DATA SUPPLIED:
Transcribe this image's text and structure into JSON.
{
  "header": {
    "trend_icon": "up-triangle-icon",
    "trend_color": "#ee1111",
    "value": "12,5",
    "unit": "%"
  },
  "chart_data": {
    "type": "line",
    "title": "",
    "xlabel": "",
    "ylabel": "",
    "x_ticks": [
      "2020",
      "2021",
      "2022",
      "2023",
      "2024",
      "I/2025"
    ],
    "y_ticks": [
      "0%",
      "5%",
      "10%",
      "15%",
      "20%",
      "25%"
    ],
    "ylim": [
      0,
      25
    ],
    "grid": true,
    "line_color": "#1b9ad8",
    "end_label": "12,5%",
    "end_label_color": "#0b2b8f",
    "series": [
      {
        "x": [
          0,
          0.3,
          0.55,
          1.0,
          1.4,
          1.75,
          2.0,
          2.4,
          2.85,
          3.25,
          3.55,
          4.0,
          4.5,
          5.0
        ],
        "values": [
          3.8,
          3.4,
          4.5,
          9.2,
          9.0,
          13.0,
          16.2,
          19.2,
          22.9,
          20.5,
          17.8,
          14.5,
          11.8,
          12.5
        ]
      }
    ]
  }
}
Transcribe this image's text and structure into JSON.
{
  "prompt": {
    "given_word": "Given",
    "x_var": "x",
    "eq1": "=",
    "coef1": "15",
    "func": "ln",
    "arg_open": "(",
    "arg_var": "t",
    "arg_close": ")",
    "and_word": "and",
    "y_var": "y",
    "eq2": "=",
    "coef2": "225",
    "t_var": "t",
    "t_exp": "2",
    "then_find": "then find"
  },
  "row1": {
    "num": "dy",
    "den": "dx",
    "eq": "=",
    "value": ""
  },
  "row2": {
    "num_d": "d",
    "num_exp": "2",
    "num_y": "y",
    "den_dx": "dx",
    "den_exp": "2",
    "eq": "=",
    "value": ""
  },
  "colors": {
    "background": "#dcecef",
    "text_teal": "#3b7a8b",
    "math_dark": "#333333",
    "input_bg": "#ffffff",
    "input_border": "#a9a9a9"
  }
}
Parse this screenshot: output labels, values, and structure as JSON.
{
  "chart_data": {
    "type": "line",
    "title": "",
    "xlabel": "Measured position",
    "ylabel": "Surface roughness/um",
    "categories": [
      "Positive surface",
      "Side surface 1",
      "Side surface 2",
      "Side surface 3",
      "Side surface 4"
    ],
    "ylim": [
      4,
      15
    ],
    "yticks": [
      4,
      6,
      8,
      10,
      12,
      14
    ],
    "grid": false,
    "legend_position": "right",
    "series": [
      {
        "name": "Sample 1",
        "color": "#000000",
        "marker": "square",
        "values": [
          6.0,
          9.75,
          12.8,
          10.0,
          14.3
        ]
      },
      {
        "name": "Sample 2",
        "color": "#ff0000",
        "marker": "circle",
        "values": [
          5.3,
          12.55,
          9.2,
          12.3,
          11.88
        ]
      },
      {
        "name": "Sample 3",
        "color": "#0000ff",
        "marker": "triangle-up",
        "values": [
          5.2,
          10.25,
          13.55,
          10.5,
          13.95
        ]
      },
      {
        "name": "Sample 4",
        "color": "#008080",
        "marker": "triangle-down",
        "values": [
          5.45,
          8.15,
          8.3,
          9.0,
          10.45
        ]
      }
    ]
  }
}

TASK STATEMENT: Using the data above, output each line exactly.

ANSWER IN FULL:
Transcribe this image's text and structure into JSON.
{
  "header": {
    "trend_icon": "up-triangle-icon",
    "trend_color": "#ee1111",
    "value": "12,5",
    "unit": "%"
  },
  "chart_data": {
    "type": "line",
    "title": "",
    "xlabel": "",
    "ylabel": "",
    "x_ticks": [
      "2020",
      "2021",
      "2022",
      "2023",
      "2024",
      "I/2025"
    ],
    "y_ticks": [
      "0%",
      "5%",
      "10%",
      "15%",
      "20%",
      "25%"
    ],
    "ylim": [
      0,
      25
    ],
    "grid": true,
    "line_color": "#1b9ad8",
    "end_label": "12,5%",
    "end_label_color": "#0b2b8f",
    "series": [
      {
        "x": [
          0,
          0.3,
          0.55,
          1.0,
          1.4,
          1.75,
          2.0,
          2.4,
          2.85,
          3.25,
          3.55,
          4.0,
          4.5,
          5.0
        ],
        "values": [
          3.8,
          3.4,
          4.5,
          9.2,
          9.0,
          13.0,
          16.2,
          19.2,
          22.9,
          20.5,
          17.8,
          14.5,
          11.8,
          12.5
        ]
      }
    ]
  }
}
Transcribe this image's text and structure into JSON.
{
  "prompt": {
    "given_word": "Given",
    "x_var": "x",
    "eq1": "=",
    "coef1": "15",
    "func": "ln",
    "arg_open": "(",
    "arg_var": "t",
    "arg_close": ")",
    "and_word": "and",
    "y_var": "y",
    "eq2": "=",
    "coef2": "225",
    "t_var": "t",
    "t_exp": "2",
    "then_find": "then find"
  },
  "row1": {
    "num": "dy",
    "den": "dx",
    "eq": "=",
    "value": ""
  },
  "row2": {
    "num_d": "d",
    "num_exp": "2",
    "num_y": "y",
    "den_dx": "dx",
    "den_exp": "2",
    "eq": "=",
    "value": ""
  },
  "colors": {
    "background": "#dcecef",
    "text_teal": "#3b7a8b",
    "math_dark": "#333333",
    "input_bg": "#ffffff",
    "input_border": "#a9a9a9"
  }
}
Parse this screenshot: output labels, values, and structure as JSON.
{
  "chart_data": {
    "type": "line",
    "title": "",
    "xlabel": "Measured position",
    "ylabel": "Surface roughness/um",
    "categories": [
      "Positive surface",
      "Side surface 1",
      "Side surface 2",
      "Side surface 3",
      "Side surface 4"
    ],
    "ylim": [
      4,
      15
    ],
    "yticks": [
      4,
      6,
      8,
      10,
      12,
      14
    ],
    "grid": false,
    "legend_position": "right",
    "series": [
      {
        "name": "Sample 1",
        "color": "#000000",
        "marker": "square",
        "values": [
          6.0,
          9.75,
          12.8,
          10.0,
          14.3
        ]
      },
      {
        "name": "Sample 2",
        "color": "#ff0000",
        "marker": "circle",
        "values": [
          5.3,
          12.55,
          9.2,
          12.3,
          11.88
        ]
      },
      {
        "name": "Sample 3",
        "color": "#0000ff",
        "marker": "triangle-up",
        "values": [
          5.2,
          10.25,
          13.55,
          10.5,
          13.95
        ]
      },
      {
        "name": "Sample 4",
        "color": "#008080",
        "marker": "triangle-down",
        "values": [
          5.45,
          8.15,
          8.3,
          9.0,
          10.45
        ]
      }
    ]
  }
}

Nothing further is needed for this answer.